TASK TO COMPLETE:
Scan the entries below for the word "Products". Copy each line that has it.

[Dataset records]
______________________________

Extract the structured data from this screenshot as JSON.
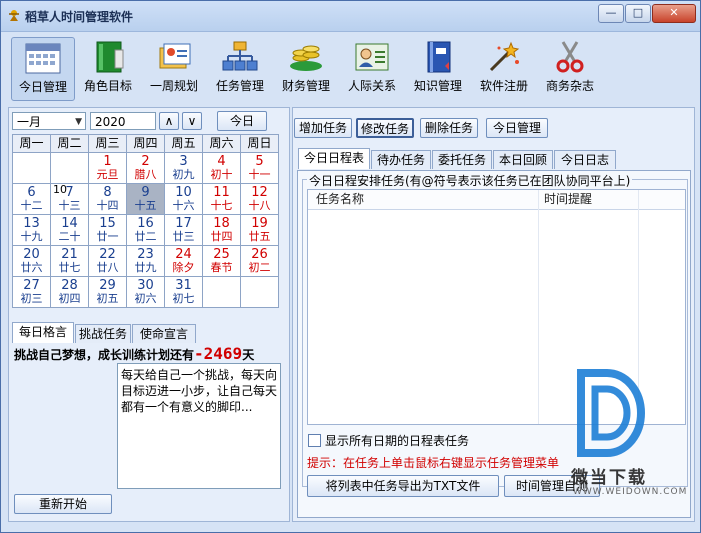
{
  "window": {
    "title": "稻草人时间管理软件",
    "minimize": "—",
    "maximize": "□",
    "close": "✕"
  },
  "toolbar": [
    {
      "label": "今日管理",
      "icon": "calendar-icon"
    },
    {
      "label": "角色目标",
      "icon": "book-icon"
    },
    {
      "label": "一周规划",
      "icon": "cards-icon"
    },
    {
      "label": "任务管理",
      "icon": "tree-icon"
    },
    {
      "label": "财务管理",
      "icon": "coins-icon"
    },
    {
      "label": "人际关系",
      "icon": "contact-card-icon"
    },
    {
      "label": "知识管理",
      "icon": "notebook-icon"
    },
    {
      "label": "软件注册",
      "icon": "magic-wand-icon"
    },
    {
      "label": "商务杂志",
      "icon": "scissors-icon"
    }
  ],
  "calendar": {
    "month": "一月",
    "year": "2020",
    "up": "∧",
    "down": "∨",
    "today_button": "今日",
    "weekdays": [
      "周一",
      "周二",
      "周三",
      "周四",
      "周五",
      "周六",
      "周日"
    ],
    "rows": [
      [
        {
          "d": "",
          "l": ""
        },
        {
          "d": "",
          "l": ""
        },
        {
          "d": "1",
          "l": "元旦",
          "c": "red"
        },
        {
          "d": "2",
          "l": "腊八",
          "c": "red"
        },
        {
          "d": "3",
          "l": "初九",
          "c": "blue"
        },
        {
          "d": "4",
          "l": "初十",
          "c": "red"
        },
        {
          "d": "5",
          "l": "十一",
          "c": "red"
        }
      ],
      [
        {
          "d": "6",
          "l": "十二",
          "c": "blue"
        },
        {
          "d": "7",
          "l": "十三",
          "c": "blue",
          "m": "10"
        },
        {
          "d": "8",
          "l": "十四",
          "c": "blue"
        },
        {
          "d": "9",
          "l": "十五",
          "c": "blue",
          "sel": true
        },
        {
          "d": "10",
          "l": "十六",
          "c": "blue"
        },
        {
          "d": "11",
          "l": "十七",
          "c": "red"
        },
        {
          "d": "12",
          "l": "十八",
          "c": "red"
        }
      ],
      [
        {
          "d": "13",
          "l": "十九",
          "c": "blue"
        },
        {
          "d": "14",
          "l": "二十",
          "c": "blue"
        },
        {
          "d": "15",
          "l": "廿一",
          "c": "blue"
        },
        {
          "d": "16",
          "l": "廿二",
          "c": "blue"
        },
        {
          "d": "17",
          "l": "廿三",
          "c": "blue"
        },
        {
          "d": "18",
          "l": "廿四",
          "c": "red"
        },
        {
          "d": "19",
          "l": "廿五",
          "c": "red"
        }
      ],
      [
        {
          "d": "20",
          "l": "廿六",
          "c": "blue"
        },
        {
          "d": "21",
          "l": "廿七",
          "c": "blue"
        },
        {
          "d": "22",
          "l": "廿八",
          "c": "blue"
        },
        {
          "d": "23",
          "l": "廿九",
          "c": "blue"
        },
        {
          "d": "24",
          "l": "除夕",
          "c": "red"
        },
        {
          "d": "25",
          "l": "春节",
          "c": "red"
        },
        {
          "d": "26",
          "l": "初二",
          "c": "red"
        }
      ],
      [
        {
          "d": "27",
          "l": "初三",
          "c": "blue"
        },
        {
          "d": "28",
          "l": "初四",
          "c": "blue"
        },
        {
          "d": "29",
          "l": "初五",
          "c": "blue"
        },
        {
          "d": "30",
          "l": "初六",
          "c": "blue"
        },
        {
          "d": "31",
          "l": "初七",
          "c": "blue"
        },
        {
          "d": "",
          "l": ""
        },
        {
          "d": "",
          "l": ""
        }
      ]
    ]
  },
  "left_tabs": [
    "每日格言",
    "挑战任务",
    "使命宣言"
  ],
  "challenge": {
    "prefix": "挑战自己梦想，成长训练计划还有",
    "days": "-2469",
    "suffix": "天"
  },
  "motto_text": "每天给自己一个挑战，每天向目标迈进一小步，让自己每天都有一个有意义的脚印...",
  "restart_button": "重新开始",
  "actions": [
    "增加任务",
    "修改任务",
    "删除任务",
    "今日管理"
  ],
  "right_tabs": [
    "今日日程表",
    "待办任务",
    "委托任务",
    "本日回顾",
    "今日日志"
  ],
  "schedule": {
    "group_title": "今日日程安排任务(有@符号表示该任务已在团队协同平台上)",
    "columns": [
      "任务名称",
      "时间提醒"
    ],
    "show_all_checkbox": "显示所有日期的日程表任务",
    "hint": "提示：在任务上单击鼠标右键显示任务管理菜单",
    "export_button": "将列表中任务导出为TXT文件",
    "help_button": "时间管理自测"
  },
  "watermark": {
    "brand": "微当下载",
    "url": "WWW.WEIDOWN.COM"
  },
  "colors": {
    "accent_red": "#d10000",
    "lunar_blue": "#1a3f8f"
  }
}
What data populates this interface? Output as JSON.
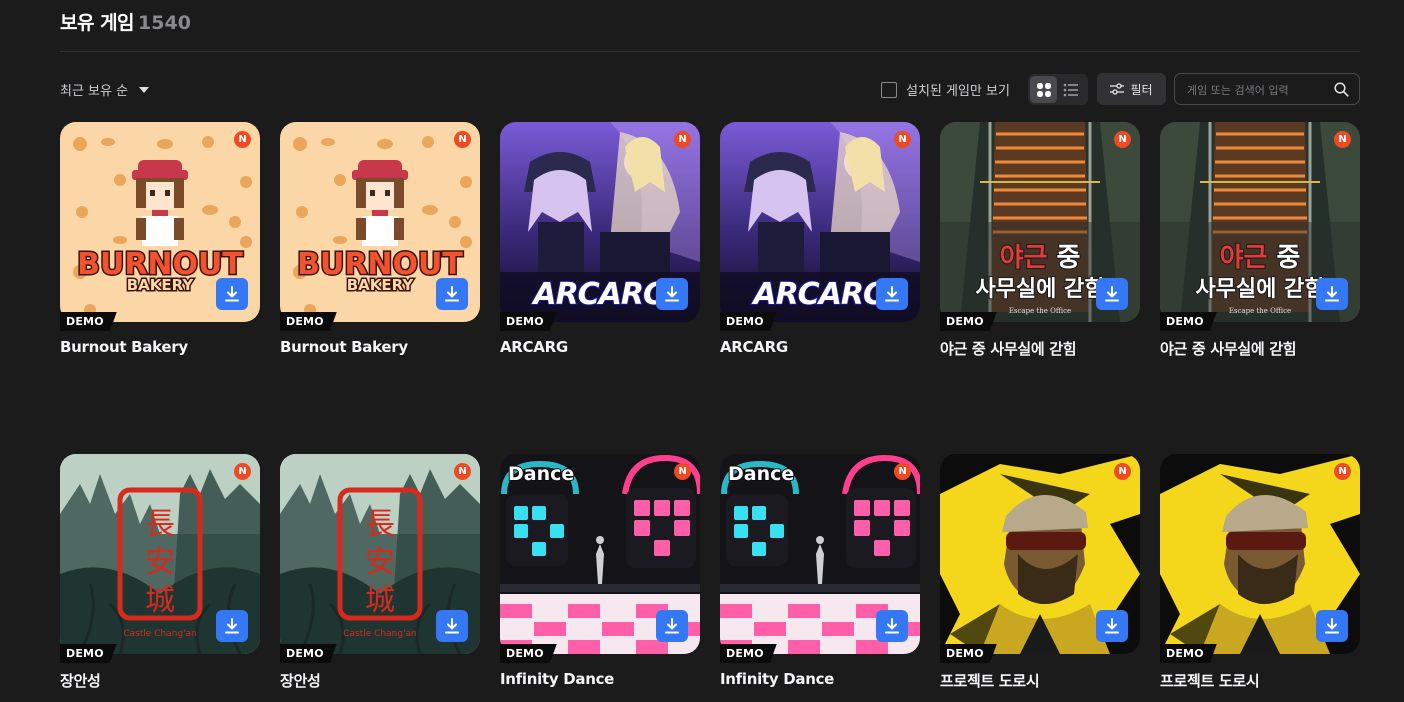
{
  "header": {
    "title": "보유 게임",
    "count": "1540"
  },
  "toolbar": {
    "sort_label": "최근 보유 순",
    "installed_only_label": "설치된 게임만 보기",
    "filter_label": "필터",
    "search_placeholder": "게임 또는 검색어 입력"
  },
  "badges": {
    "demo": "DEMO",
    "n": "N"
  },
  "colors": {
    "accent": "#3478f6",
    "badge": "#f04a23",
    "background": "#1b1b1c"
  },
  "games": [
    {
      "name": "Burnout Bakery",
      "art": "bakery"
    },
    {
      "name": "Burnout Bakery",
      "art": "bakery"
    },
    {
      "name": "ARCARG",
      "art": "arcarg"
    },
    {
      "name": "ARCARG",
      "art": "arcarg"
    },
    {
      "name": "야근 중 사무실에 갇힘",
      "art": "office"
    },
    {
      "name": "야근 중 사무실에 갇힘",
      "art": "office"
    },
    {
      "name": "장안성",
      "art": "changan"
    },
    {
      "name": "장안성",
      "art": "changan"
    },
    {
      "name": "Infinity Dance",
      "art": "dance"
    },
    {
      "name": "Infinity Dance",
      "art": "dance"
    },
    {
      "name": "프로젝트 도로시",
      "art": "dorothy"
    },
    {
      "name": "프로젝트 도로시",
      "art": "dorothy"
    }
  ],
  "art_text": {
    "bakery_title": "BURNOUT",
    "bakery_sub": "BAKERY",
    "arcarg_logo": "ARCARG",
    "office_line1a": "야근",
    "office_line1b": " 중",
    "office_line2": "사무실에 갇힘",
    "office_sub": "Escape the Office",
    "changan_c1": "長",
    "changan_c2": "安",
    "changan_c3": "城",
    "changan_sub": "Castle Chang'an",
    "dance_logo": "Dance"
  }
}
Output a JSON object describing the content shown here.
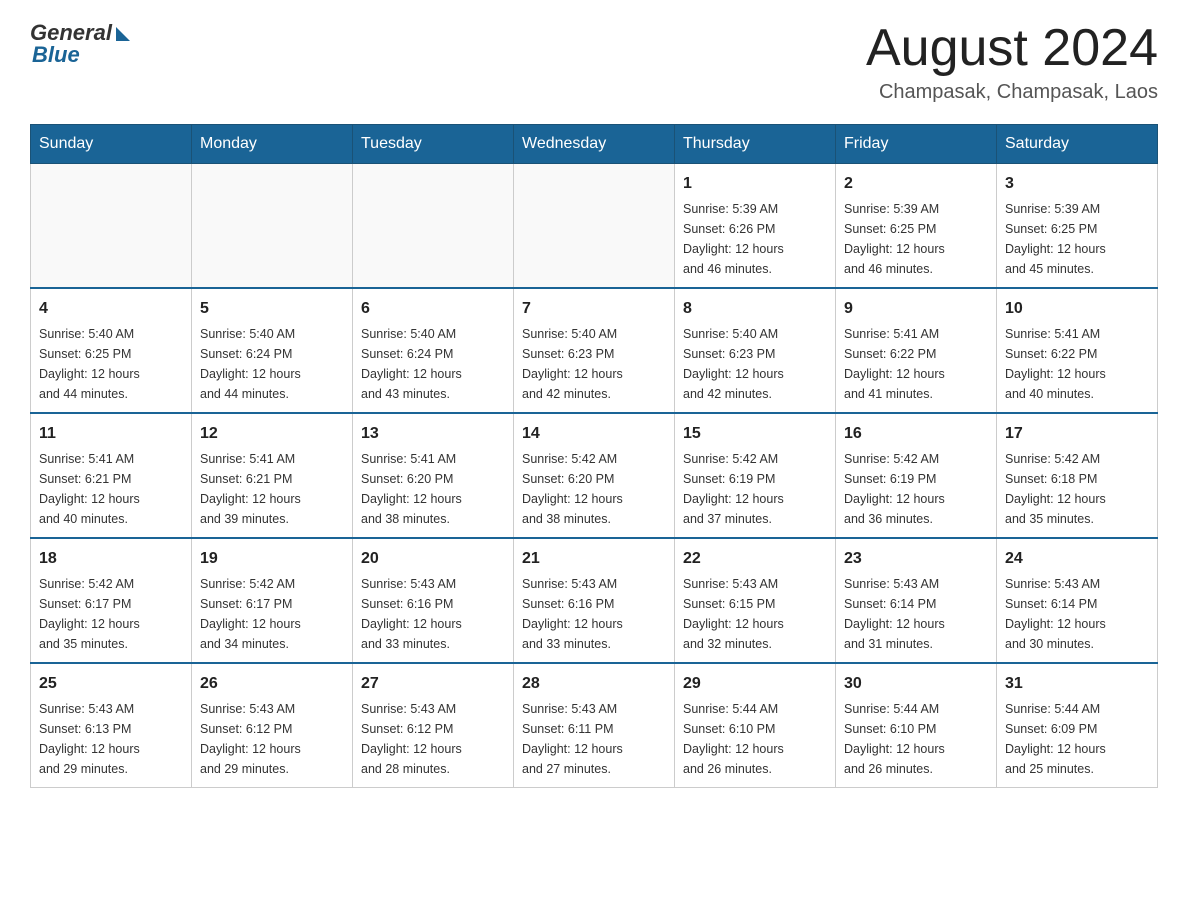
{
  "logo": {
    "general": "General",
    "blue": "Blue"
  },
  "title": "August 2024",
  "location": "Champasak, Champasak, Laos",
  "days_of_week": [
    "Sunday",
    "Monday",
    "Tuesday",
    "Wednesday",
    "Thursday",
    "Friday",
    "Saturday"
  ],
  "weeks": [
    [
      {
        "day": "",
        "info": ""
      },
      {
        "day": "",
        "info": ""
      },
      {
        "day": "",
        "info": ""
      },
      {
        "day": "",
        "info": ""
      },
      {
        "day": "1",
        "info": "Sunrise: 5:39 AM\nSunset: 6:26 PM\nDaylight: 12 hours\nand 46 minutes."
      },
      {
        "day": "2",
        "info": "Sunrise: 5:39 AM\nSunset: 6:25 PM\nDaylight: 12 hours\nand 46 minutes."
      },
      {
        "day": "3",
        "info": "Sunrise: 5:39 AM\nSunset: 6:25 PM\nDaylight: 12 hours\nand 45 minutes."
      }
    ],
    [
      {
        "day": "4",
        "info": "Sunrise: 5:40 AM\nSunset: 6:25 PM\nDaylight: 12 hours\nand 44 minutes."
      },
      {
        "day": "5",
        "info": "Sunrise: 5:40 AM\nSunset: 6:24 PM\nDaylight: 12 hours\nand 44 minutes."
      },
      {
        "day": "6",
        "info": "Sunrise: 5:40 AM\nSunset: 6:24 PM\nDaylight: 12 hours\nand 43 minutes."
      },
      {
        "day": "7",
        "info": "Sunrise: 5:40 AM\nSunset: 6:23 PM\nDaylight: 12 hours\nand 42 minutes."
      },
      {
        "day": "8",
        "info": "Sunrise: 5:40 AM\nSunset: 6:23 PM\nDaylight: 12 hours\nand 42 minutes."
      },
      {
        "day": "9",
        "info": "Sunrise: 5:41 AM\nSunset: 6:22 PM\nDaylight: 12 hours\nand 41 minutes."
      },
      {
        "day": "10",
        "info": "Sunrise: 5:41 AM\nSunset: 6:22 PM\nDaylight: 12 hours\nand 40 minutes."
      }
    ],
    [
      {
        "day": "11",
        "info": "Sunrise: 5:41 AM\nSunset: 6:21 PM\nDaylight: 12 hours\nand 40 minutes."
      },
      {
        "day": "12",
        "info": "Sunrise: 5:41 AM\nSunset: 6:21 PM\nDaylight: 12 hours\nand 39 minutes."
      },
      {
        "day": "13",
        "info": "Sunrise: 5:41 AM\nSunset: 6:20 PM\nDaylight: 12 hours\nand 38 minutes."
      },
      {
        "day": "14",
        "info": "Sunrise: 5:42 AM\nSunset: 6:20 PM\nDaylight: 12 hours\nand 38 minutes."
      },
      {
        "day": "15",
        "info": "Sunrise: 5:42 AM\nSunset: 6:19 PM\nDaylight: 12 hours\nand 37 minutes."
      },
      {
        "day": "16",
        "info": "Sunrise: 5:42 AM\nSunset: 6:19 PM\nDaylight: 12 hours\nand 36 minutes."
      },
      {
        "day": "17",
        "info": "Sunrise: 5:42 AM\nSunset: 6:18 PM\nDaylight: 12 hours\nand 35 minutes."
      }
    ],
    [
      {
        "day": "18",
        "info": "Sunrise: 5:42 AM\nSunset: 6:17 PM\nDaylight: 12 hours\nand 35 minutes."
      },
      {
        "day": "19",
        "info": "Sunrise: 5:42 AM\nSunset: 6:17 PM\nDaylight: 12 hours\nand 34 minutes."
      },
      {
        "day": "20",
        "info": "Sunrise: 5:43 AM\nSunset: 6:16 PM\nDaylight: 12 hours\nand 33 minutes."
      },
      {
        "day": "21",
        "info": "Sunrise: 5:43 AM\nSunset: 6:16 PM\nDaylight: 12 hours\nand 33 minutes."
      },
      {
        "day": "22",
        "info": "Sunrise: 5:43 AM\nSunset: 6:15 PM\nDaylight: 12 hours\nand 32 minutes."
      },
      {
        "day": "23",
        "info": "Sunrise: 5:43 AM\nSunset: 6:14 PM\nDaylight: 12 hours\nand 31 minutes."
      },
      {
        "day": "24",
        "info": "Sunrise: 5:43 AM\nSunset: 6:14 PM\nDaylight: 12 hours\nand 30 minutes."
      }
    ],
    [
      {
        "day": "25",
        "info": "Sunrise: 5:43 AM\nSunset: 6:13 PM\nDaylight: 12 hours\nand 29 minutes."
      },
      {
        "day": "26",
        "info": "Sunrise: 5:43 AM\nSunset: 6:12 PM\nDaylight: 12 hours\nand 29 minutes."
      },
      {
        "day": "27",
        "info": "Sunrise: 5:43 AM\nSunset: 6:12 PM\nDaylight: 12 hours\nand 28 minutes."
      },
      {
        "day": "28",
        "info": "Sunrise: 5:43 AM\nSunset: 6:11 PM\nDaylight: 12 hours\nand 27 minutes."
      },
      {
        "day": "29",
        "info": "Sunrise: 5:44 AM\nSunset: 6:10 PM\nDaylight: 12 hours\nand 26 minutes."
      },
      {
        "day": "30",
        "info": "Sunrise: 5:44 AM\nSunset: 6:10 PM\nDaylight: 12 hours\nand 26 minutes."
      },
      {
        "day": "31",
        "info": "Sunrise: 5:44 AM\nSunset: 6:09 PM\nDaylight: 12 hours\nand 25 minutes."
      }
    ]
  ]
}
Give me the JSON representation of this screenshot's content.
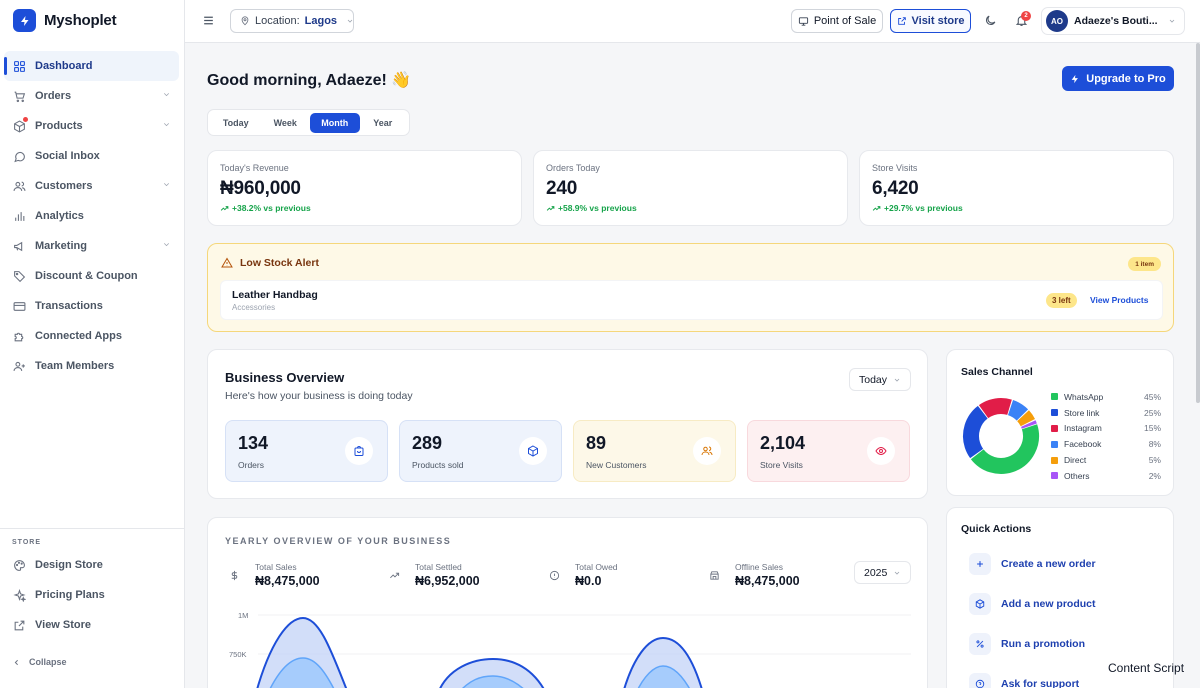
{
  "app": {
    "name": "Myshoplet"
  },
  "sidebar": {
    "items": [
      {
        "label": "Dashboard",
        "icon": "grid-icon",
        "active": true
      },
      {
        "label": "Orders",
        "icon": "cart-icon",
        "chevron": true
      },
      {
        "label": "Products",
        "icon": "box-icon",
        "chevron": true,
        "dot": true
      },
      {
        "label": "Social Inbox",
        "icon": "chat-icon"
      },
      {
        "label": "Customers",
        "icon": "users-icon",
        "chevron": true
      },
      {
        "label": "Analytics",
        "icon": "bar-chart-icon"
      },
      {
        "label": "Marketing",
        "icon": "megaphone-icon",
        "chevron": true
      },
      {
        "label": "Discount & Coupon",
        "icon": "tag-icon"
      },
      {
        "label": "Transactions",
        "icon": "card-icon"
      },
      {
        "label": "Connected Apps",
        "icon": "puzzle-icon"
      },
      {
        "label": "Team Members",
        "icon": "user-plus-icon"
      }
    ],
    "store_label": "STORE",
    "store_items": [
      {
        "label": "Design Store",
        "icon": "palette-icon"
      },
      {
        "label": "Pricing Plans",
        "icon": "sparkle-icon"
      },
      {
        "label": "View Store",
        "icon": "external-link-icon"
      }
    ],
    "collapse_label": "Collapse"
  },
  "topbar": {
    "location_prefix": "Location:",
    "location_value": "Lagos",
    "pos_label": "Point of Sale",
    "visit_label": "Visit store",
    "notification_count": "2",
    "avatar_initials": "AO",
    "account_name": "Adaeze's Bouti..."
  },
  "greeting": "Good morning, Adaeze! 👋",
  "upgrade_label": "Upgrade to Pro",
  "period_tabs": [
    {
      "label": "Today",
      "active": false
    },
    {
      "label": "Week",
      "active": false
    },
    {
      "label": "Month",
      "active": true
    },
    {
      "label": "Year",
      "active": false
    }
  ],
  "stats": [
    {
      "label": "Today's Revenue",
      "value": "₦960,000",
      "change": "+38.2% vs previous"
    },
    {
      "label": "Orders Today",
      "value": "240",
      "change": "+58.9% vs previous"
    },
    {
      "label": "Store Visits",
      "value": "6,420",
      "change": "+29.7% vs previous"
    }
  ],
  "alert": {
    "title": "Low Stock Alert",
    "count": "1 item",
    "item_name": "Leather Handbag",
    "item_category": "Accessories",
    "item_left": "3 left",
    "view_label": "View Products"
  },
  "overview": {
    "title": "Business Overview",
    "subtitle": "Here's how your business is doing today",
    "period": "Today",
    "cards": [
      {
        "value": "134",
        "label": "Orders",
        "icon": "bag-icon",
        "bg": "#eef3fc",
        "color": "#1d4ed8"
      },
      {
        "value": "289",
        "label": "Products sold",
        "icon": "cube-icon",
        "bg": "#eef3fc",
        "color": "#1d4ed8"
      },
      {
        "value": "89",
        "label": "New Customers",
        "icon": "users-icon",
        "bg": "#fdf8e8",
        "color": "#d97706"
      },
      {
        "value": "2,104",
        "label": "Store Visits",
        "icon": "eye-icon",
        "bg": "#fdf0f1",
        "color": "#e11d48"
      }
    ]
  },
  "sales_channel": {
    "title": "Sales Channel",
    "channels": [
      {
        "name": "WhatsApp",
        "pct": "45%",
        "value": 45,
        "color": "#22c55e"
      },
      {
        "name": "Store link",
        "pct": "25%",
        "value": 25,
        "color": "#1d4ed8"
      },
      {
        "name": "Instagram",
        "pct": "15%",
        "value": 15,
        "color": "#e11d48"
      },
      {
        "name": "Facebook",
        "pct": "8%",
        "value": 8,
        "color": "#3b82f6"
      },
      {
        "name": "Direct",
        "pct": "5%",
        "value": 5,
        "color": "#f59e0b"
      },
      {
        "name": "Others",
        "pct": "2%",
        "value": 2,
        "color": "#a855f7"
      }
    ]
  },
  "yearly": {
    "title": "YEARLY OVERVIEW OF YOUR BUSINESS",
    "year": "2025",
    "stats": [
      {
        "label": "Total Sales",
        "value": "₦8,475,000",
        "icon": "dollar-icon"
      },
      {
        "label": "Total Settled",
        "value": "₦6,952,000",
        "icon": "trend-icon"
      },
      {
        "label": "Total Owed",
        "value": "₦0.0",
        "icon": "info-icon"
      },
      {
        "label": "Offline Sales",
        "value": "₦8,475,000",
        "icon": "store-icon"
      }
    ],
    "y_ticks": [
      "1M",
      "750K"
    ]
  },
  "quick_actions": {
    "title": "Quick Actions",
    "items": [
      {
        "label": "Create a new order",
        "icon": "plus-icon"
      },
      {
        "label": "Add a new product",
        "icon": "cube-icon"
      },
      {
        "label": "Run a promotion",
        "icon": "percent-icon"
      },
      {
        "label": "Ask for support",
        "icon": "help-icon"
      }
    ]
  },
  "footer_text": "Content Script",
  "accent": "#1d4ed8"
}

______________________________

FULL ANSWER:
        "label": "Products",
    "view_label": "View Products"
        "label": "Products sold",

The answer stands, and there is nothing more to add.